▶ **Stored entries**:
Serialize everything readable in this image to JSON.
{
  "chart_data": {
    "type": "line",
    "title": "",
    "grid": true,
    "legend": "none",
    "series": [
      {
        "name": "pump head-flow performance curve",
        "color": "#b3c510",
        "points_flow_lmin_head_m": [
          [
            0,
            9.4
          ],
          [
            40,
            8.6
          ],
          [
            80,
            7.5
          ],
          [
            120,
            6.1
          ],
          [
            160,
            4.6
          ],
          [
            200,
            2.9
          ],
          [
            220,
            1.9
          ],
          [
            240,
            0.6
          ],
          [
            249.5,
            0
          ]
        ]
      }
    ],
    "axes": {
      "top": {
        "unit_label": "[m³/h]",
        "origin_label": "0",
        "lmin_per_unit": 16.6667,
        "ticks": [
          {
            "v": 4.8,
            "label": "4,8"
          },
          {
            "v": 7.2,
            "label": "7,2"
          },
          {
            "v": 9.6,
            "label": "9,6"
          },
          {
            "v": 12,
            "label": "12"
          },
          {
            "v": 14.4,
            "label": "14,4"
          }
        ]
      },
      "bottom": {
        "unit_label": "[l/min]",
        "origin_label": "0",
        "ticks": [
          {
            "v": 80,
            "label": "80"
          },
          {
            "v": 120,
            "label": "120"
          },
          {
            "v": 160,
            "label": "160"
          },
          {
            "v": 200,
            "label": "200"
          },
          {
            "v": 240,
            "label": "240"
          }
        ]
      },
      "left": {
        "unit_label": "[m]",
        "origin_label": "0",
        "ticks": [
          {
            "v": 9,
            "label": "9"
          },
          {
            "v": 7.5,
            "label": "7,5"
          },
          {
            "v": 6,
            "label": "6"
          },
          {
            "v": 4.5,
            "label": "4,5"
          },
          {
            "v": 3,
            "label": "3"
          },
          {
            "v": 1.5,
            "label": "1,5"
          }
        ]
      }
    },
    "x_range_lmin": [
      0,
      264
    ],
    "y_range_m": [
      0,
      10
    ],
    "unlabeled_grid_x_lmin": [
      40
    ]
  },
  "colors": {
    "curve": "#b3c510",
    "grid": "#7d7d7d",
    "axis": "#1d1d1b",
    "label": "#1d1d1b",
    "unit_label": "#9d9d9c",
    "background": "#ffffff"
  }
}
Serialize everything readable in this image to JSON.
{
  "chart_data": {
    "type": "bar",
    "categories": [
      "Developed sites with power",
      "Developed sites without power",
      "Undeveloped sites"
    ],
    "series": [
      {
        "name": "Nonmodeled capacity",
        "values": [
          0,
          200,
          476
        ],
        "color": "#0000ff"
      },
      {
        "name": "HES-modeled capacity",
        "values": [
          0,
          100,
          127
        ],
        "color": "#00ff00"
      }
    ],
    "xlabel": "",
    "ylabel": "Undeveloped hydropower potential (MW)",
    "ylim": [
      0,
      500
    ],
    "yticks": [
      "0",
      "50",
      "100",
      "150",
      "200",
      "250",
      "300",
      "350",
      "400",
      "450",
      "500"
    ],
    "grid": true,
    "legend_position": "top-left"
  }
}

▶ **Job**: Scan the listing above. Collect all lines with the word "sites".

▶ **Final result**:
      "Developed sites with power",
      "Developed sites without power",
      "Undeveloped sites"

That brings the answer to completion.